EXERCISES |
1. In the account of the Marseille hospital stay, what was the total bill for the eight days?
2. Copy out the account of the Marseille hospital stay from "After a recent" up to and including "their primary remedy.".

I learned that my hospital had one private room (in which I slept) and several public rooms. These huge rooms were more like giant dormitories with twenty beds in each room – ten beds on each side of a wide aisle, with a chair next to each bed.

Most of the patients were immigrants from North Africa: Algeria; Tunisia; Libya and Morocco. They were very sick and their families brought them food and drink. The small kitchen across the hall from my room was manned by a cook who shared her space with Kamikaze cockroaches. As she prepared individual orders for those patients who had no family, the cockroaches would jump into the flames – making popping noises and causing the flames to shoot up and out. 

Being the first American since 1941 to come to this hospital, I became somewhat of a curiosity to the medical staff. They would arrive every morning in two groups of six, introduce themselves, thump on my stomach, practice their English, confer with each other in rapid-fire French and exit – smiling. They seemed happy with my progress and would say encouraging things like “Soon. Soon!” 

As mentioned previously, the hospital was built on a series of open air arcades. Around the fourth or fifth day of my stay, a volunteer arrived at my room. She was the equivalent of a “ candy-striper” in the states . I was surprised to learn that she “worked” in the arcades. By day, she pushed her cart around the hospital selling things like candy and cigarettes to the diabetics and heart patients in the large, dormitory style rooms. At night she plied her trade as a “lady of the evening” in the arcades under the hospital. Soon, I met several other friends of that original candy-striper. They were fascinated by the story of how I, as an American, had ended up in their hospital. They were amused by my account of our search for the Chateau d’If  and our confusion about the difference between the clinique and l’hopital. These women were so warm hearted and generous that when my stay in the hospital ended, they insisted on taking me to the railroad station and put me on the train for Barcelona.

When I was discharged from the hospital after eight days, I was told the bill would be sent to my parents in Philadelphia.  The hospital informed me that they had contacted the American consulate in Marseille to let them know that an American was in their hospital . In turn, the consulate had called my parents to reassure them that their daughter was not lost nor had she been sold into the white slave trade.  I was allowed to call home using the consulate telephone, and my parents were so excited about getting an overseas phone call that most of the three minutes allotted were squandered with useless phrases like ”Are you Ok? Are you sure? “ and “Come home soon”. I gave them my itinerary and told them to write in care of the American Express office in Barcelona, Madrid, Segovia, and Paris….

After a recent stay in the hospital. I found myself wondering if the Hopital de la Crucifixione remained standing in Marseille and if healthcare services in France still included candy-stripers who moonlighted as prostitutes. When Cincinnati was named the bedbug capital of the nation, I wondered if my old hospital had conquered its cockroach problems or whether they still continued to keep on the lights as their primary remedy.

As touchstones, these memories are vivid, but more importantly, they are the events which formed my character and continue to influence the choices and behaviors of my life – and oh! by the way – remember that hospital bill that was sent home after my discharge ? – the total cost for eight days came to twenty four dollars!
Love,
Katja 


G-mail Comments
-Ami G (7-10):  This is such a well written and heart felt tale.  And, what did it do for your character?

DATA EXTRACT |
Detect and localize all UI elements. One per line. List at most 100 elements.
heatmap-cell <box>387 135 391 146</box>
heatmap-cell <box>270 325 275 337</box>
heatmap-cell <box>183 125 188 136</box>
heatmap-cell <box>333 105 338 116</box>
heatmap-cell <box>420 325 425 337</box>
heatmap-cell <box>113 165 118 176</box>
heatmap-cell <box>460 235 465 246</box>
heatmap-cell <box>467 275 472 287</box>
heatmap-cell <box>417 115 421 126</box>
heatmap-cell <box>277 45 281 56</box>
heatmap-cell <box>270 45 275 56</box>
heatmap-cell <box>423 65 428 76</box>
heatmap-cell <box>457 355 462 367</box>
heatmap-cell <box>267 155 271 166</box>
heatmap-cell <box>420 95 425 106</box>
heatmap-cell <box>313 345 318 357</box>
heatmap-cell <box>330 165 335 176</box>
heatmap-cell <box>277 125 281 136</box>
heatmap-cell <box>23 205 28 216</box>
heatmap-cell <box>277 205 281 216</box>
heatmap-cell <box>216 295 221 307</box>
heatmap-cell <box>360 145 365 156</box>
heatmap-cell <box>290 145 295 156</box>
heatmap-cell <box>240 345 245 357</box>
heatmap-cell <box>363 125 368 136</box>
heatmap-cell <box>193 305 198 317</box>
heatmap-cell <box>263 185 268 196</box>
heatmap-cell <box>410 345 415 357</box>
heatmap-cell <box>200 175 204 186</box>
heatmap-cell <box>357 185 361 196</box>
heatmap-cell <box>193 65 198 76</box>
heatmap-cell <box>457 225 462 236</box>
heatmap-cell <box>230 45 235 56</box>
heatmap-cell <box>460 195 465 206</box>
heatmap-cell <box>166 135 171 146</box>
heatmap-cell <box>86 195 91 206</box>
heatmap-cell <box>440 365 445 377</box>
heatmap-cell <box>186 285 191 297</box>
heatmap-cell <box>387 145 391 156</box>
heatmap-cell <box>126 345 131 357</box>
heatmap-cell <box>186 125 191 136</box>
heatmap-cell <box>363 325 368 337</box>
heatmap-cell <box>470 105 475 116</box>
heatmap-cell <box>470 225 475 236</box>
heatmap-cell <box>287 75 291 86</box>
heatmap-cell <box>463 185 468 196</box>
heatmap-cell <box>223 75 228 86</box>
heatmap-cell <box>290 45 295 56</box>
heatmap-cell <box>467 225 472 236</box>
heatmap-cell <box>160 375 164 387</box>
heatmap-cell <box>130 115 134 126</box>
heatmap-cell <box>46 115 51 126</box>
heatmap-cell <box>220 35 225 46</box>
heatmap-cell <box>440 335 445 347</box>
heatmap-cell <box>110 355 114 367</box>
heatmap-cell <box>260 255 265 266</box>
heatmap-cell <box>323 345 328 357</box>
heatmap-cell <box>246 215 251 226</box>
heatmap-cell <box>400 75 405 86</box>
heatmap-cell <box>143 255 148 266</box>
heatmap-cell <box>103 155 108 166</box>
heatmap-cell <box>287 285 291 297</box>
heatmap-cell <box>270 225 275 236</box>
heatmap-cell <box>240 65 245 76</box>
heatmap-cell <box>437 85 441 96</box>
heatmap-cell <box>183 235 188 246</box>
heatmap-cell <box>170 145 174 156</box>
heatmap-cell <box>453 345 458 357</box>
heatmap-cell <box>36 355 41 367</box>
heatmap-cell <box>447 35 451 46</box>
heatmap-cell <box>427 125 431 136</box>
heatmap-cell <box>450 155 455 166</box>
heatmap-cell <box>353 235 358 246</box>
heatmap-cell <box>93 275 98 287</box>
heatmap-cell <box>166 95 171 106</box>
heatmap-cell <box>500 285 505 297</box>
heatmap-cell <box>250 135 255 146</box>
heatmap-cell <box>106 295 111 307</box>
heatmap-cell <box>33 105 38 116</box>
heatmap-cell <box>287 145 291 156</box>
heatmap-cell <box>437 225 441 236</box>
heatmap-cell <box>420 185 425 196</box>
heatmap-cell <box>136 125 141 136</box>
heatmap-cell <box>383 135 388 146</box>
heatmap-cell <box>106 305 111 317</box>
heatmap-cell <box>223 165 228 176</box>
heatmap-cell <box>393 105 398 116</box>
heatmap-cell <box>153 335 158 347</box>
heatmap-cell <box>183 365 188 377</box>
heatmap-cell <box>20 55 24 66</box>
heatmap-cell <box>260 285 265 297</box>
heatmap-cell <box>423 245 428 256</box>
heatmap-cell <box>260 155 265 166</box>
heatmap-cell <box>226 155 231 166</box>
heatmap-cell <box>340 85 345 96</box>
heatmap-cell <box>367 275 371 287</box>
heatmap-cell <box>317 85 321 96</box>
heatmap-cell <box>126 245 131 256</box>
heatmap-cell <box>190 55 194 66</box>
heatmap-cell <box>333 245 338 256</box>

EXERCISE ANSWERS |
1. Twenty-four dollars.

2.
After a recent stay in the hospital. I found myself wondering if the Hopital de la Crucifixione remained standing in Marseille and if healthcare services in France still included candy-stripers who moonlighted as prostitutes. When Cincinnati was named the bedbug capital of the nation, I wondered if my old hospital had conquered its cockroach problems or whether they still continued to keep on the lights as their primary remedy.